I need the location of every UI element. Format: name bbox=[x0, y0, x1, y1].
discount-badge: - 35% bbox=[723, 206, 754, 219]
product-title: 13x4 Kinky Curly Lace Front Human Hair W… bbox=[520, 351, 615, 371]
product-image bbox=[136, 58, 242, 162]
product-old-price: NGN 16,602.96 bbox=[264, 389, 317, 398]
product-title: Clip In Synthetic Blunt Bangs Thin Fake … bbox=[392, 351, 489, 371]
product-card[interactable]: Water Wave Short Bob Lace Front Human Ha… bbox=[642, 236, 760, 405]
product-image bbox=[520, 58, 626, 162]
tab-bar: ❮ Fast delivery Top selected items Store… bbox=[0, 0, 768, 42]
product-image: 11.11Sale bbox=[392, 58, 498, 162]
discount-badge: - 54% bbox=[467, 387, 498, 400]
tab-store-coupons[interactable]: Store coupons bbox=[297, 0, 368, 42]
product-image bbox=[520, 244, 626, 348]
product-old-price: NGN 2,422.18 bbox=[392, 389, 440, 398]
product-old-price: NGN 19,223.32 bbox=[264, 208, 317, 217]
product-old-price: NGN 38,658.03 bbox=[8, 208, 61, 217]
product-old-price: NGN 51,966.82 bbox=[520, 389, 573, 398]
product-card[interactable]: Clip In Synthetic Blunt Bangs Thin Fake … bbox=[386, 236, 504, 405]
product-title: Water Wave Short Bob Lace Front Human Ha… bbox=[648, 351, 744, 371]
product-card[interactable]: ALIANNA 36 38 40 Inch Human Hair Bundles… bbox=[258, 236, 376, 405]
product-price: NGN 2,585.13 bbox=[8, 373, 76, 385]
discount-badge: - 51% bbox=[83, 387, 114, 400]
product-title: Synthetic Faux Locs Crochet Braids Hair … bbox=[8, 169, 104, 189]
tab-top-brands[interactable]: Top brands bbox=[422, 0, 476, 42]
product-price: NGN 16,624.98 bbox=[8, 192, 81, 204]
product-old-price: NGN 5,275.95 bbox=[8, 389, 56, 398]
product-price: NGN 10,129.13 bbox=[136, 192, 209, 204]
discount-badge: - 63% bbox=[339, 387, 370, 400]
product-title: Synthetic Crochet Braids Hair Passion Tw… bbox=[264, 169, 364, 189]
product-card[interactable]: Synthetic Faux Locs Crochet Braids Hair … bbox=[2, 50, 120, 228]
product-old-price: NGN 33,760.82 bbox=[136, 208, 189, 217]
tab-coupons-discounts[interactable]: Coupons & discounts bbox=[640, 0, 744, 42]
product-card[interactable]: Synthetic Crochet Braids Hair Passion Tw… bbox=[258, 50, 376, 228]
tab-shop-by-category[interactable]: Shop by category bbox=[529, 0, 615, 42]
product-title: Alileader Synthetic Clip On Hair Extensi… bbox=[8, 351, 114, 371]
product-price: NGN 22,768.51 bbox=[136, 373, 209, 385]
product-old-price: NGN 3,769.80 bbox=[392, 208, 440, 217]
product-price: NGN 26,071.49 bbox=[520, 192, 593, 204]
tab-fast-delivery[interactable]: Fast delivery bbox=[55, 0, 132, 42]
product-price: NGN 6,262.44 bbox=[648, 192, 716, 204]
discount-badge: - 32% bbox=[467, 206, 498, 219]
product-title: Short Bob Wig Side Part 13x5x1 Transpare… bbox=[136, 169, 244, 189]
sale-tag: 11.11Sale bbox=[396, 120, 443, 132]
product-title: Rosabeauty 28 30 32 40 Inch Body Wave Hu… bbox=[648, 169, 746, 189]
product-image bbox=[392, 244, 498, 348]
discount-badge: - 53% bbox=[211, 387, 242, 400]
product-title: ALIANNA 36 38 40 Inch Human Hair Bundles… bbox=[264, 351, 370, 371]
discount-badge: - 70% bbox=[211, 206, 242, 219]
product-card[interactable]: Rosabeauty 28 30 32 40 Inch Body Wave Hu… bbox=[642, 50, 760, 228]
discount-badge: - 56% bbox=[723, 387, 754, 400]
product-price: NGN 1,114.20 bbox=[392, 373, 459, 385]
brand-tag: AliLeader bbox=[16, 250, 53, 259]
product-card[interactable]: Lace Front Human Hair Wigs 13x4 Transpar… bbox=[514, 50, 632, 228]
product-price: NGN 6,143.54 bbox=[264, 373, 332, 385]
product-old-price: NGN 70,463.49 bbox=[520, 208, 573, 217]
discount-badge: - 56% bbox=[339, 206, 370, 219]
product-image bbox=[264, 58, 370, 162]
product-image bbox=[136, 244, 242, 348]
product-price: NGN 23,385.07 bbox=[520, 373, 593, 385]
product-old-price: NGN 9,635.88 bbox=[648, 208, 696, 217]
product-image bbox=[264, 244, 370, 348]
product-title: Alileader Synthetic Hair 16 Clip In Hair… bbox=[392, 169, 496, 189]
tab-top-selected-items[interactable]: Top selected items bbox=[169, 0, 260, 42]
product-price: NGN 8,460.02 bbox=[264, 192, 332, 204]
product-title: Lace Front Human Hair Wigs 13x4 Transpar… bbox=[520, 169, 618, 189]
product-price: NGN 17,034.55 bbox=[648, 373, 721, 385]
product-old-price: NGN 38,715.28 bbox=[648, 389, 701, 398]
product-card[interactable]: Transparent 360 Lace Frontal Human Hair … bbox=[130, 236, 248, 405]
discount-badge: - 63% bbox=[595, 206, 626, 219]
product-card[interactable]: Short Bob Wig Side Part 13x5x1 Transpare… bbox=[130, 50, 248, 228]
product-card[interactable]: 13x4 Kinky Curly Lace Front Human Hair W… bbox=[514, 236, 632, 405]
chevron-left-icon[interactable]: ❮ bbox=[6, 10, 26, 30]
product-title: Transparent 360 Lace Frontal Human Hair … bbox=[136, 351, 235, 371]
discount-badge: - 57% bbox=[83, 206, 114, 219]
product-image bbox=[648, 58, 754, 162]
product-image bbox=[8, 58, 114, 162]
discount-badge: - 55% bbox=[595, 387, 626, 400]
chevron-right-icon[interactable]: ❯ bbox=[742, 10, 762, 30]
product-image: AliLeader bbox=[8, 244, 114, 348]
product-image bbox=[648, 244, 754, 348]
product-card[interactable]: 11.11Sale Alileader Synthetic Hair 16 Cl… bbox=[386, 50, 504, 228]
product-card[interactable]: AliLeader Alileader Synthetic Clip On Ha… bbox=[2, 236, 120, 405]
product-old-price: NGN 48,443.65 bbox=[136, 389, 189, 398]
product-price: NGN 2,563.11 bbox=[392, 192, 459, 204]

---------------

### What is being asked
In the listing above, switch every "discount-badge" to "sale-badge" and write the whole listing out again, leaving everything else unchanged.

### Task solution
I need the location of every UI element. Format: name bbox=[x0, y0, x1, y1].
sale-badge: - 35% bbox=[723, 206, 754, 219]
product-title: 13x4 Kinky Curly Lace Front Human Hair W… bbox=[520, 351, 615, 371]
product-image bbox=[136, 58, 242, 162]
product-old-price: NGN 16,602.96 bbox=[264, 389, 317, 398]
product-title: Clip In Synthetic Blunt Bangs Thin Fake … bbox=[392, 351, 489, 371]
product-card[interactable]: Water Wave Short Bob Lace Front Human Ha… bbox=[642, 236, 760, 405]
product-image bbox=[520, 58, 626, 162]
tab-bar: ❮ Fast delivery Top selected items Store… bbox=[0, 0, 768, 42]
product-image: 11.11Sale bbox=[392, 58, 498, 162]
sale-badge: - 54% bbox=[467, 387, 498, 400]
tab-store-coupons[interactable]: Store coupons bbox=[297, 0, 368, 42]
product-image bbox=[520, 244, 626, 348]
product-old-price: NGN 2,422.18 bbox=[392, 389, 440, 398]
product-old-price: NGN 19,223.32 bbox=[264, 208, 317, 217]
product-old-price: NGN 38,658.03 bbox=[8, 208, 61, 217]
product-old-price: NGN 51,966.82 bbox=[520, 389, 573, 398]
product-card[interactable]: Clip In Synthetic Blunt Bangs Thin Fake … bbox=[386, 236, 504, 405]
product-title: Water Wave Short Bob Lace Front Human Ha… bbox=[648, 351, 744, 371]
product-card[interactable]: ALIANNA 36 38 40 Inch Human Hair Bundles… bbox=[258, 236, 376, 405]
product-price: NGN 2,585.13 bbox=[8, 373, 76, 385]
sale-badge: - 51% bbox=[83, 387, 114, 400]
product-title: Synthetic Faux Locs Crochet Braids Hair … bbox=[8, 169, 104, 189]
tab-top-brands[interactable]: Top brands bbox=[422, 0, 476, 42]
product-price: NGN 16,624.98 bbox=[8, 192, 81, 204]
product-old-price: NGN 5,275.95 bbox=[8, 389, 56, 398]
product-price: NGN 10,129.13 bbox=[136, 192, 209, 204]
sale-badge: - 63% bbox=[339, 387, 370, 400]
product-title: Synthetic Crochet Braids Hair Passion Tw… bbox=[264, 169, 364, 189]
product-card[interactable]: Synthetic Faux Locs Crochet Braids Hair … bbox=[2, 50, 120, 228]
product-old-price: NGN 33,760.82 bbox=[136, 208, 189, 217]
tab-coupons-discounts[interactable]: Coupons & discounts bbox=[640, 0, 744, 42]
product-card[interactable]: Synthetic Crochet Braids Hair Passion Tw… bbox=[258, 50, 376, 228]
tab-shop-by-category[interactable]: Shop by category bbox=[529, 0, 615, 42]
product-title: Alileader Synthetic Clip On Hair Extensi… bbox=[8, 351, 114, 371]
product-price: NGN 22,768.51 bbox=[136, 373, 209, 385]
product-old-price: NGN 3,769.80 bbox=[392, 208, 440, 217]
product-price: NGN 26,071.49 bbox=[520, 192, 593, 204]
tab-fast-delivery[interactable]: Fast delivery bbox=[55, 0, 132, 42]
product-price: NGN 6,262.44 bbox=[648, 192, 716, 204]
sale-badge: - 32% bbox=[467, 206, 498, 219]
product-title: Short Bob Wig Side Part 13x5x1 Transpare… bbox=[136, 169, 244, 189]
sale-tag: 11.11Sale bbox=[396, 120, 443, 132]
product-title: Rosabeauty 28 30 32 40 Inch Body Wave Hu… bbox=[648, 169, 746, 189]
product-image bbox=[392, 244, 498, 348]
sale-badge: - 53% bbox=[211, 387, 242, 400]
product-title: ALIANNA 36 38 40 Inch Human Hair Bundles… bbox=[264, 351, 370, 371]
sale-badge: - 70% bbox=[211, 206, 242, 219]
product-card[interactable]: Rosabeauty 28 30 32 40 Inch Body Wave Hu… bbox=[642, 50, 760, 228]
sale-badge: - 56% bbox=[723, 387, 754, 400]
product-price: NGN 1,114.20 bbox=[392, 373, 459, 385]
brand-tag: AliLeader bbox=[16, 250, 53, 259]
product-card[interactable]: Lace Front Human Hair Wigs 13x4 Transpar… bbox=[514, 50, 632, 228]
product-price: NGN 6,143.54 bbox=[264, 373, 332, 385]
product-old-price: NGN 70,463.49 bbox=[520, 208, 573, 217]
sale-badge: - 56% bbox=[339, 206, 370, 219]
product-image bbox=[264, 58, 370, 162]
product-image bbox=[136, 244, 242, 348]
product-price: NGN 23,385.07 bbox=[520, 373, 593, 385]
product-old-price: NGN 9,635.88 bbox=[648, 208, 696, 217]
product-image bbox=[264, 244, 370, 348]
product-title: Alileader Synthetic Hair 16 Clip In Hair… bbox=[392, 169, 496, 189]
tab-top-selected-items[interactable]: Top selected items bbox=[169, 0, 260, 42]
product-price: NGN 8,460.02 bbox=[264, 192, 332, 204]
product-title: Lace Front Human Hair Wigs 13x4 Transpar… bbox=[520, 169, 618, 189]
product-price: NGN 17,034.55 bbox=[648, 373, 721, 385]
product-old-price: NGN 38,715.28 bbox=[648, 389, 701, 398]
product-card[interactable]: Transparent 360 Lace Frontal Human Hair … bbox=[130, 236, 248, 405]
sale-badge: - 63% bbox=[595, 206, 626, 219]
product-card[interactable]: Short Bob Wig Side Part 13x5x1 Transpare… bbox=[130, 50, 248, 228]
product-card[interactable]: 13x4 Kinky Curly Lace Front Human Hair W… bbox=[514, 236, 632, 405]
chevron-left-icon[interactable]: ❮ bbox=[6, 10, 26, 30]
product-title: Transparent 360 Lace Frontal Human Hair … bbox=[136, 351, 235, 371]
sale-badge: - 57% bbox=[83, 206, 114, 219]
product-image bbox=[648, 58, 754, 162]
product-image bbox=[8, 58, 114, 162]
sale-badge: - 55% bbox=[595, 387, 626, 400]
chevron-right-icon[interactable]: ❯ bbox=[742, 10, 762, 30]
product-image: AliLeader bbox=[8, 244, 114, 348]
product-image bbox=[648, 244, 754, 348]
product-card[interactable]: 11.11Sale Alileader Synthetic Hair 16 Cl… bbox=[386, 50, 504, 228]
product-card[interactable]: AliLeader Alileader Synthetic Clip On Ha… bbox=[2, 236, 120, 405]
product-old-price: NGN 48,443.65 bbox=[136, 389, 189, 398]
product-price: NGN 2,563.11 bbox=[392, 192, 459, 204]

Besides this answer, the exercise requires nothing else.